• Given exercise: Reproduce the material below word for word, from the line containing "List each element" down to the line containing "273, 322, 293]", including both of those lines.

-- Begin Stored data --

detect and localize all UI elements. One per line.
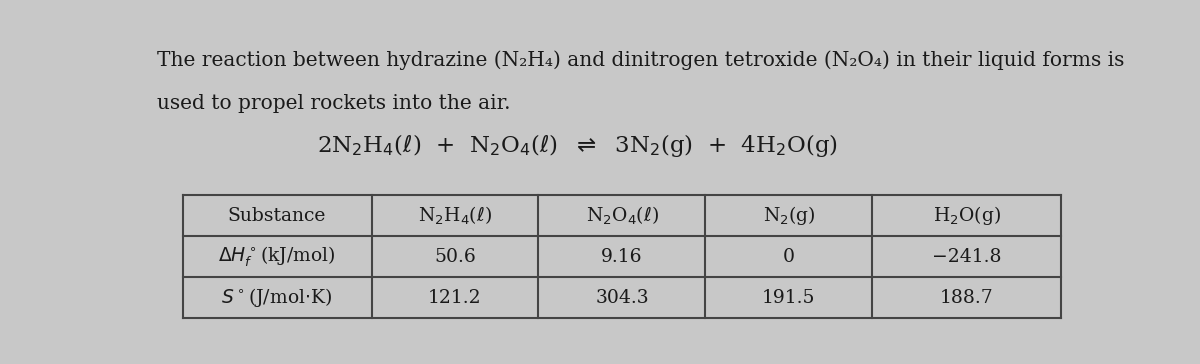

-- End Stored data --
-- Begin Stored data --

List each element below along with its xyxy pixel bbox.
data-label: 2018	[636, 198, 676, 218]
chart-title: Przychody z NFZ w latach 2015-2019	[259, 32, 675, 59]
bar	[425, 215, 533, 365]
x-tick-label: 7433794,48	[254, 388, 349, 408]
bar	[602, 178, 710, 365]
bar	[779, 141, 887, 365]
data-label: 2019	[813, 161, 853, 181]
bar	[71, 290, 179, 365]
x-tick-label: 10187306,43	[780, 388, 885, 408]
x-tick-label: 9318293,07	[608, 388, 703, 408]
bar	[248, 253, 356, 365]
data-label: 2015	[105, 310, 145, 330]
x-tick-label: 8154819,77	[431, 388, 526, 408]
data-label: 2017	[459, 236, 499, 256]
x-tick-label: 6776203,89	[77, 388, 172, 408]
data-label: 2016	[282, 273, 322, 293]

-- End Stored data --

• Final result:
List each element below along with its xyxy pixel bbox.
data-label: 2018	[636, 198, 676, 218]
chart-title: Przychody z NFZ w latach 2015-2019	[259, 32, 675, 59]
bar	[425, 215, 533, 365]
x-tick-label: 7433794,48	[254, 388, 349, 408]
bar	[602, 178, 710, 365]
bar	[779, 141, 887, 365]
data-label: 2019	[813, 161, 853, 181]
bar	[71, 290, 179, 365]
x-tick-label: 10187306,43	[780, 388, 885, 408]
x-tick-label: 9318293,07	[608, 388, 703, 408]
bar	[248, 253, 356, 365]
data-label: 2015	[105, 310, 145, 330]
x-tick-label: 8154819,77	[431, 388, 526, 408]
data-label: 2017	[459, 236, 499, 256]
x-tick-label: 6776203,89	[77, 388, 172, 408]
data-label: 2016	[282, 273, 322, 293]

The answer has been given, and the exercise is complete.